_Instruction_:
Give only the number of lines where "this" occurs.

_Material provided_:
## begin
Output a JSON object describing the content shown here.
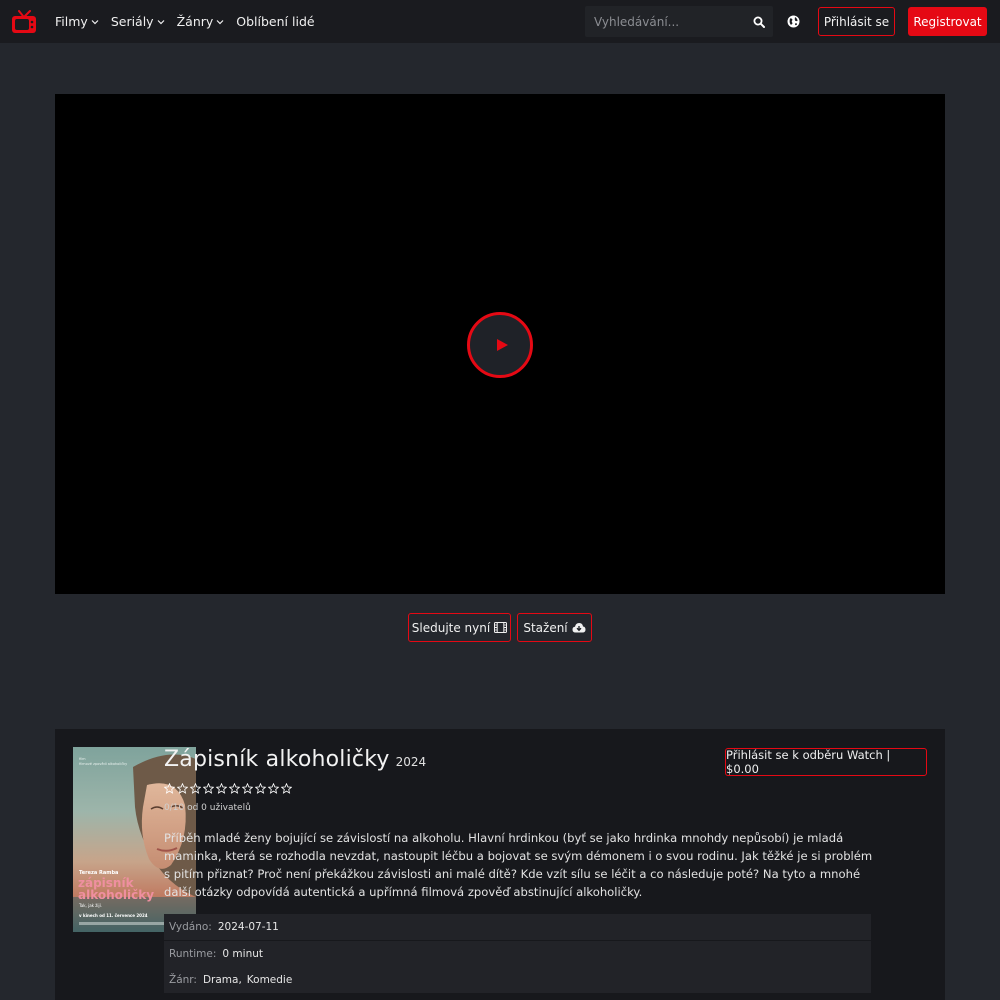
{
  "nav": {
    "menu": [
      {
        "label": "Filmy",
        "dropdown": true
      },
      {
        "label": "Seriály",
        "dropdown": true
      },
      {
        "label": "Žánry",
        "dropdown": true
      },
      {
        "label": "Oblíbení lidé",
        "dropdown": false
      }
    ],
    "search_placeholder": "Vyhledávání...",
    "login_label": "Přihlásit se",
    "register_label": "Registrovat",
    "accent_color": "#e50914"
  },
  "player": {
    "watch_label": "Sledujte nyní",
    "download_label": "Stažení"
  },
  "movie": {
    "title": "Zápisník alkoholičky",
    "year": "2024",
    "star_count": 10,
    "rating_value": 0,
    "rating_text": "0/10 od 0 uživatelů",
    "subscribe_label": "Přihlásit se k odběru Watch | $0.00",
    "description": "Příběh mladé ženy bojující se závislostí na alkoholu. Hlavní hrdinkou (byť se jako hrdinka mnohdy nepůsobí) je mladá maminka, která se rozhodla nevzdat, nastoupit léčbu a bojovat se svým démonem i o svou rodinu. Jak těžké je si problém s pitím přiznat? Proč není překážkou závislosti ani malé dítě? Kde vzít sílu se léčit a co následuje poté? Na tyto a mnohé další otázky odpovídá autentická a upřímná filmová zpověď abstinující alkoholičky.",
    "meta": {
      "released_label": "Vydáno:",
      "released_value": "2024-07-11",
      "runtime_label": "Runtime:",
      "runtime_value": "0 minut",
      "genre_label": "Žánr:",
      "genres": [
        "Drama,",
        "Komedie"
      ]
    },
    "poster": {
      "actress": "Tereza Ramba",
      "title_line1": "zápisník",
      "title_line2": "alkoholičky",
      "tagline": "Tak, jak žijí.",
      "release_line": "v kinech od 11. července 2024"
    }
  }
}
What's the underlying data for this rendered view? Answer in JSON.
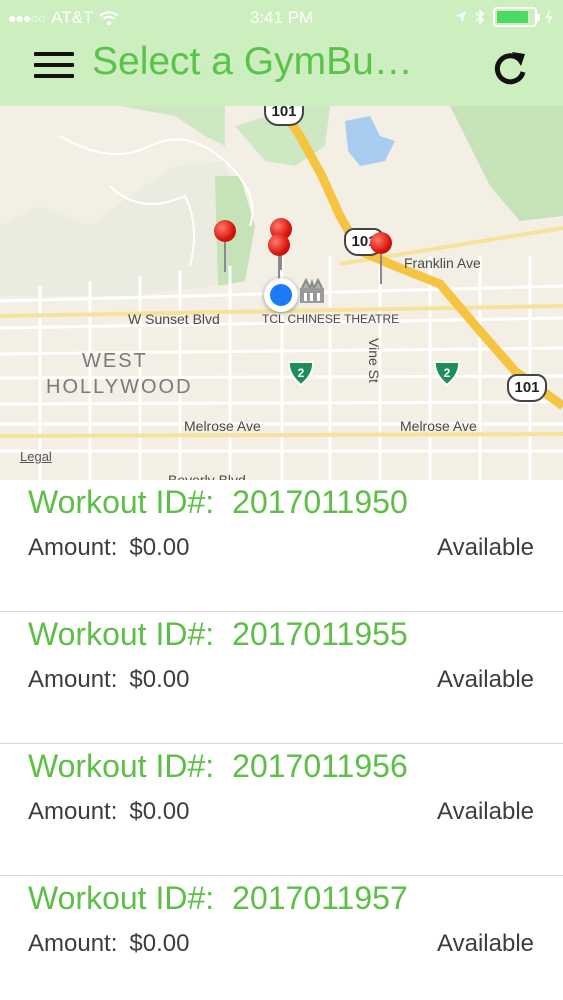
{
  "status_bar": {
    "carrier": "AT&T",
    "time": "3:41 PM"
  },
  "header": {
    "title": "Select a GymBu…"
  },
  "map": {
    "labels": {
      "sunset": "W Sunset Blvd",
      "poi": "TCL CHINESE THEATRE",
      "west": "WEST",
      "hollywood": "HOLLYWOOD",
      "melrose_left": "Melrose Ave",
      "melrose_right": "Melrose Ave",
      "franklin": "Franklin Ave",
      "vine": "Vine St",
      "beverly": "Beverly Blvd",
      "legal": "Legal"
    },
    "shields": {
      "hwy101_top": "101",
      "hwy101_mid": "101",
      "hwy101_right": "101",
      "hwy2_left": "2",
      "hwy2_right": "2"
    }
  },
  "workouts": {
    "id_label": "Workout ID#:",
    "amount_label": "Amount:",
    "items": [
      {
        "id": "2017011950",
        "amount": "$0.00",
        "status": "Available"
      },
      {
        "id": "2017011955",
        "amount": "$0.00",
        "status": "Available"
      },
      {
        "id": "2017011956",
        "amount": "$0.00",
        "status": "Available"
      },
      {
        "id": "2017011957",
        "amount": "$0.00",
        "status": "Available"
      }
    ]
  },
  "colors": {
    "header_bg": "#cdeebf",
    "accent_green": "#5cbf46",
    "pin_red": "#d8140c",
    "location_blue": "#1a7cf5"
  },
  "icons": [
    "menu-icon",
    "refresh-icon",
    "wifi-icon",
    "location-arrow-icon",
    "bluetooth-icon",
    "battery-icon"
  ]
}
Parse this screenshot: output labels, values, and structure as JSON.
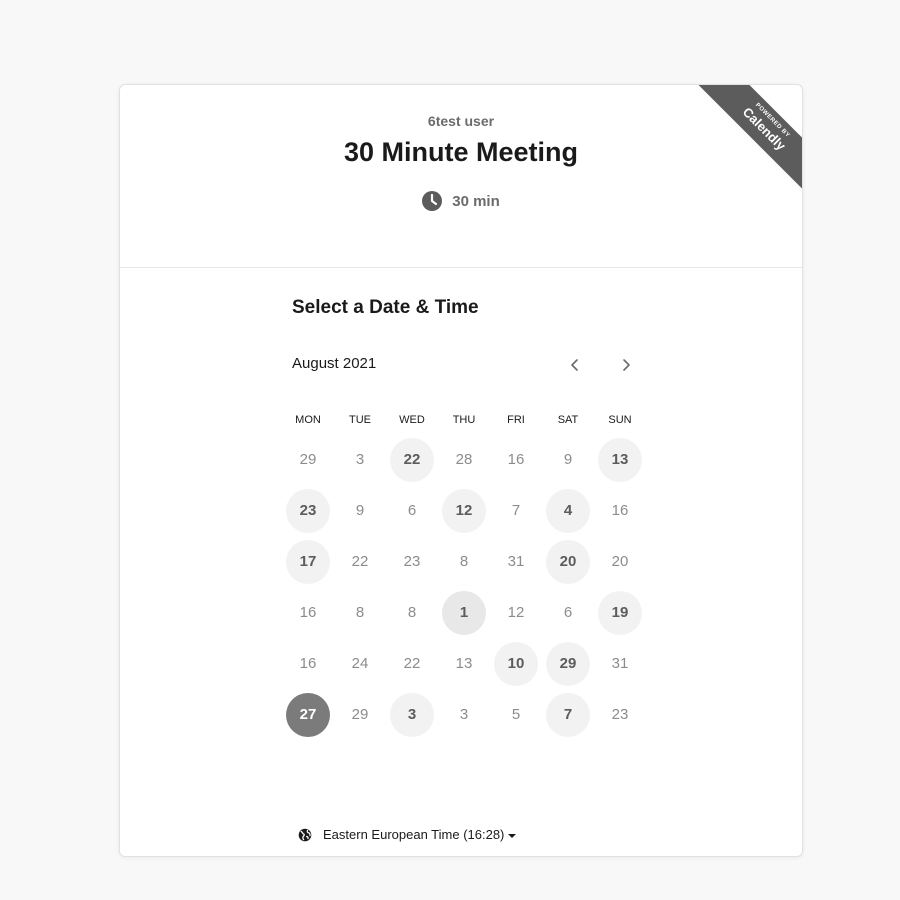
{
  "header": {
    "host_name": "6test user",
    "event_title": "30 Minute Meeting",
    "duration": "30 min",
    "duration_icon": "clock-icon"
  },
  "ribbon": {
    "small_text": "POWERED BY",
    "brand": "Calendly"
  },
  "scheduler": {
    "section_title": "Select a Date & Time",
    "month_label": "August 2021",
    "prev_icon": "chevron-left-icon",
    "next_icon": "chevron-right-icon",
    "weekdays": [
      "MON",
      "TUE",
      "WED",
      "THU",
      "FRI",
      "SAT",
      "SUN"
    ],
    "weeks": [
      [
        {
          "d": "29"
        },
        {
          "d": "3"
        },
        {
          "d": "22",
          "available": true
        },
        {
          "d": "28"
        },
        {
          "d": "16"
        },
        {
          "d": "9"
        },
        {
          "d": "13",
          "available": true
        }
      ],
      [
        {
          "d": "23",
          "available": true
        },
        {
          "d": "9"
        },
        {
          "d": "6"
        },
        {
          "d": "12",
          "available": true
        },
        {
          "d": "7"
        },
        {
          "d": "4",
          "available": true
        },
        {
          "d": "16"
        }
      ],
      [
        {
          "d": "17",
          "available": true
        },
        {
          "d": "22"
        },
        {
          "d": "23"
        },
        {
          "d": "8"
        },
        {
          "d": "31"
        },
        {
          "d": "20",
          "available": true
        },
        {
          "d": "20"
        }
      ],
      [
        {
          "d": "16"
        },
        {
          "d": "8"
        },
        {
          "d": "8"
        },
        {
          "d": "1",
          "available": true,
          "hover": true
        },
        {
          "d": "12"
        },
        {
          "d": "6"
        },
        {
          "d": "19",
          "available": true
        }
      ],
      [
        {
          "d": "16"
        },
        {
          "d": "24"
        },
        {
          "d": "22"
        },
        {
          "d": "13"
        },
        {
          "d": "10",
          "available": true
        },
        {
          "d": "29",
          "available": true
        },
        {
          "d": "31"
        }
      ],
      [
        {
          "d": "27",
          "selected": true
        },
        {
          "d": "29"
        },
        {
          "d": "3",
          "available": true
        },
        {
          "d": "3"
        },
        {
          "d": "5"
        },
        {
          "d": "7",
          "available": true
        },
        {
          "d": "23"
        }
      ]
    ],
    "timezone": {
      "icon": "globe-icon",
      "label": "Eastern European Time (16:28)"
    }
  },
  "colors": {
    "background": "#f8f8f8",
    "card": "#ffffff",
    "ribbon": "#5c5c5c",
    "available_bg": "#f2f2f2",
    "selected_bg": "#7b7b7b",
    "muted_text": "#8c8c8c"
  }
}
## end
_Task result_:
2